» **What is expected**: In the entries below, find the lines with the word "Mbps" and copy them.

» **Records for the exercise**:
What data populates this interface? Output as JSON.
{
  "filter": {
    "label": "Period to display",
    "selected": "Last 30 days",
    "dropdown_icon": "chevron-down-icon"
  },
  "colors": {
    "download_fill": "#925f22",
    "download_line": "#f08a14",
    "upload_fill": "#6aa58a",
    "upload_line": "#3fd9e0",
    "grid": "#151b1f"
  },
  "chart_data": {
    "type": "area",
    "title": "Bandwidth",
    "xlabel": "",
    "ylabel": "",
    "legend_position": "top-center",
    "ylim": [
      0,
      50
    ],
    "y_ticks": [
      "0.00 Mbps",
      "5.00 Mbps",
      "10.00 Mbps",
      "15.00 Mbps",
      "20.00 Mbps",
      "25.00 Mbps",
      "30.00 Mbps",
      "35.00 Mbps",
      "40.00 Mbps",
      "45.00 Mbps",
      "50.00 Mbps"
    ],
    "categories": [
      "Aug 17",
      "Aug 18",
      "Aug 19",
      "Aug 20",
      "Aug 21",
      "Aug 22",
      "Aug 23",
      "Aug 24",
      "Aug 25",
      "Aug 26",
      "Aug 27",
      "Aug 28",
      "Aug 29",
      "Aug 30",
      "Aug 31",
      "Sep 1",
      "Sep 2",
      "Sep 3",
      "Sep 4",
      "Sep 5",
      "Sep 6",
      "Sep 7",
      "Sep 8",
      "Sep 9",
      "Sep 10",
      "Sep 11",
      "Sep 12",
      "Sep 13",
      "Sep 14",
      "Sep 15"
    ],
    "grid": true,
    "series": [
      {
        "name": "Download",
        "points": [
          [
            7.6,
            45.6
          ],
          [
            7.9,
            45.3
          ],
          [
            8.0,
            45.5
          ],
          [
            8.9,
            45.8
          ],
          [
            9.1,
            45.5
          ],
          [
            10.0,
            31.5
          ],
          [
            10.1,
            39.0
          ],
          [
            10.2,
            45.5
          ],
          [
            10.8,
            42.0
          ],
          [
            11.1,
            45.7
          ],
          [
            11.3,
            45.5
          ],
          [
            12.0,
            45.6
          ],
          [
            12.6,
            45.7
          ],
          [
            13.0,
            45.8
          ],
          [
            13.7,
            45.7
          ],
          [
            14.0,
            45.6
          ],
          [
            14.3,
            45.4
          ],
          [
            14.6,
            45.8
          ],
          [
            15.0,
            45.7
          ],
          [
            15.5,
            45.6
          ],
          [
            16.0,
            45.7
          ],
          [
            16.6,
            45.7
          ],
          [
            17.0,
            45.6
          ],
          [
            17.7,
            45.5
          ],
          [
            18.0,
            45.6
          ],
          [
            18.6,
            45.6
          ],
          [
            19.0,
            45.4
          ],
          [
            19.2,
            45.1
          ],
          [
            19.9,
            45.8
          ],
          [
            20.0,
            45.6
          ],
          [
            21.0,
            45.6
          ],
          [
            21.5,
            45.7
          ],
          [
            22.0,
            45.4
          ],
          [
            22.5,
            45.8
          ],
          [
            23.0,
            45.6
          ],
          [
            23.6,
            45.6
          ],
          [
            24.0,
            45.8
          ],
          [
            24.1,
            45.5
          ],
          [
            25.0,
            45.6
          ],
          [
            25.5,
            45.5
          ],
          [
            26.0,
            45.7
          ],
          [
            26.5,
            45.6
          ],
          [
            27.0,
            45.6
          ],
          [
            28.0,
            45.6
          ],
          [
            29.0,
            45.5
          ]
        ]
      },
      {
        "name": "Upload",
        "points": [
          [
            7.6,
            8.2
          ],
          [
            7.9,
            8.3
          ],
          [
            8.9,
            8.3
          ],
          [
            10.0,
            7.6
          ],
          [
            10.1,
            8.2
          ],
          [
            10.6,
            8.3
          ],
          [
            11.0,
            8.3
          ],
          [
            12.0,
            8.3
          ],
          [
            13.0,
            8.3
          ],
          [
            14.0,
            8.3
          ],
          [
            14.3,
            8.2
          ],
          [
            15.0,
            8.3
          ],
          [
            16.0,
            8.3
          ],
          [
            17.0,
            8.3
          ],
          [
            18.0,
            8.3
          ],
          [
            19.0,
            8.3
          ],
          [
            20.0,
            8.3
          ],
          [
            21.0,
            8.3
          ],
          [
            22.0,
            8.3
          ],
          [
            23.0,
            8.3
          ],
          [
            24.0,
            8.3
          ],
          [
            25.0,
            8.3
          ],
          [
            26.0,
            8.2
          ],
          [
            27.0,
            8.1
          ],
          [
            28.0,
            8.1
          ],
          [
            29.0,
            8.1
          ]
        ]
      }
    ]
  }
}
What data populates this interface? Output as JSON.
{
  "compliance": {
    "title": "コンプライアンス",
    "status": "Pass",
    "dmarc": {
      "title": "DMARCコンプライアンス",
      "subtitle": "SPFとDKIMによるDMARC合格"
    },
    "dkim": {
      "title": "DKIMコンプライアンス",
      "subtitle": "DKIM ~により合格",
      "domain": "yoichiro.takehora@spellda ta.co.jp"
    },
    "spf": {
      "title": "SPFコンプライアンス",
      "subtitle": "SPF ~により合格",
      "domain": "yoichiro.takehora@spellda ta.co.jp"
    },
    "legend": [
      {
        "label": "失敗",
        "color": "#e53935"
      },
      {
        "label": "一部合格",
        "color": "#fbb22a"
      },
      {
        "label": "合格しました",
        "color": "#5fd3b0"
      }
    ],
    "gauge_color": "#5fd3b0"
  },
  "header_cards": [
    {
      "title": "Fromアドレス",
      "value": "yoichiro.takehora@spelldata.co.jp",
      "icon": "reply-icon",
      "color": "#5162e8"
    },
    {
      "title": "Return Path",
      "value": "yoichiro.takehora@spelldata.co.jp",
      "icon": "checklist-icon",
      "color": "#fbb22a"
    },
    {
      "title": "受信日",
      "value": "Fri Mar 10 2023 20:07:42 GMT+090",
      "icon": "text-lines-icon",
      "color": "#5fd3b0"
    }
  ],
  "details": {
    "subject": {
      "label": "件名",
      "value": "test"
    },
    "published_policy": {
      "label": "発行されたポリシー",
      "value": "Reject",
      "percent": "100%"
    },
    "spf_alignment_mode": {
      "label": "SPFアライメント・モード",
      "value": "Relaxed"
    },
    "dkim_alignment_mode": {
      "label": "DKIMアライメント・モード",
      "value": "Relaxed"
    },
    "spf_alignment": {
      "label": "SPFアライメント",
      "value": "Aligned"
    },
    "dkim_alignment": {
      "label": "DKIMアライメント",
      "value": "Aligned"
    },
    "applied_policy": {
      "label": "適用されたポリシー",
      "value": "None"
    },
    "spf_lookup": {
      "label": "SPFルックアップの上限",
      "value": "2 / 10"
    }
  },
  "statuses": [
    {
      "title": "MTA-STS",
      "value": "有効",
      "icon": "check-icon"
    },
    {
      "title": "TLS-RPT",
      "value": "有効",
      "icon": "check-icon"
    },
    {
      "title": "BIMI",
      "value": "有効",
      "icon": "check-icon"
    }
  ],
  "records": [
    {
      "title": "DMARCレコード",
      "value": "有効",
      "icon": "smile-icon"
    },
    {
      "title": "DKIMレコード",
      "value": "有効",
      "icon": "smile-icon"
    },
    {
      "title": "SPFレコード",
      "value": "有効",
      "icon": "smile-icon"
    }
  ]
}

» **Reply**:
      "0.00 Mbps",
      "5.00 Mbps",
      "10.00 Mbps",
      "15.00 Mbps",
      "20.00 Mbps",
      "25.00 Mbps",
      "30.00 Mbps",
      "35.00 Mbps",
      "40.00 Mbps",
      "45.00 Mbps",
      "50.00 Mbps"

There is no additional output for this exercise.